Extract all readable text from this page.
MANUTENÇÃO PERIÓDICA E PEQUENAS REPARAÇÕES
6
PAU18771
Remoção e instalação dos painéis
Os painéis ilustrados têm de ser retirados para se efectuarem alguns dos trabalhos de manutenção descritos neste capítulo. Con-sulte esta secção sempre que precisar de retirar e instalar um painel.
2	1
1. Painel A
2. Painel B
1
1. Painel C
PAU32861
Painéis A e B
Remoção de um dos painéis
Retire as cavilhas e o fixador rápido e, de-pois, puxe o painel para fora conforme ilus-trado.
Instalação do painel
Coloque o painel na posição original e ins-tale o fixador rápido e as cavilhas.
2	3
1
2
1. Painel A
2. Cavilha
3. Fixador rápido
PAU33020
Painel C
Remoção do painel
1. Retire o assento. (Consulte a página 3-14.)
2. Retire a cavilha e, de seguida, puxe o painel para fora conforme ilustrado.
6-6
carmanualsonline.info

• YOUR OBJECTIVE
Work out how many lines in the records above hold the string "Retire", then give only that count.

• SOLVED PROBLEM
3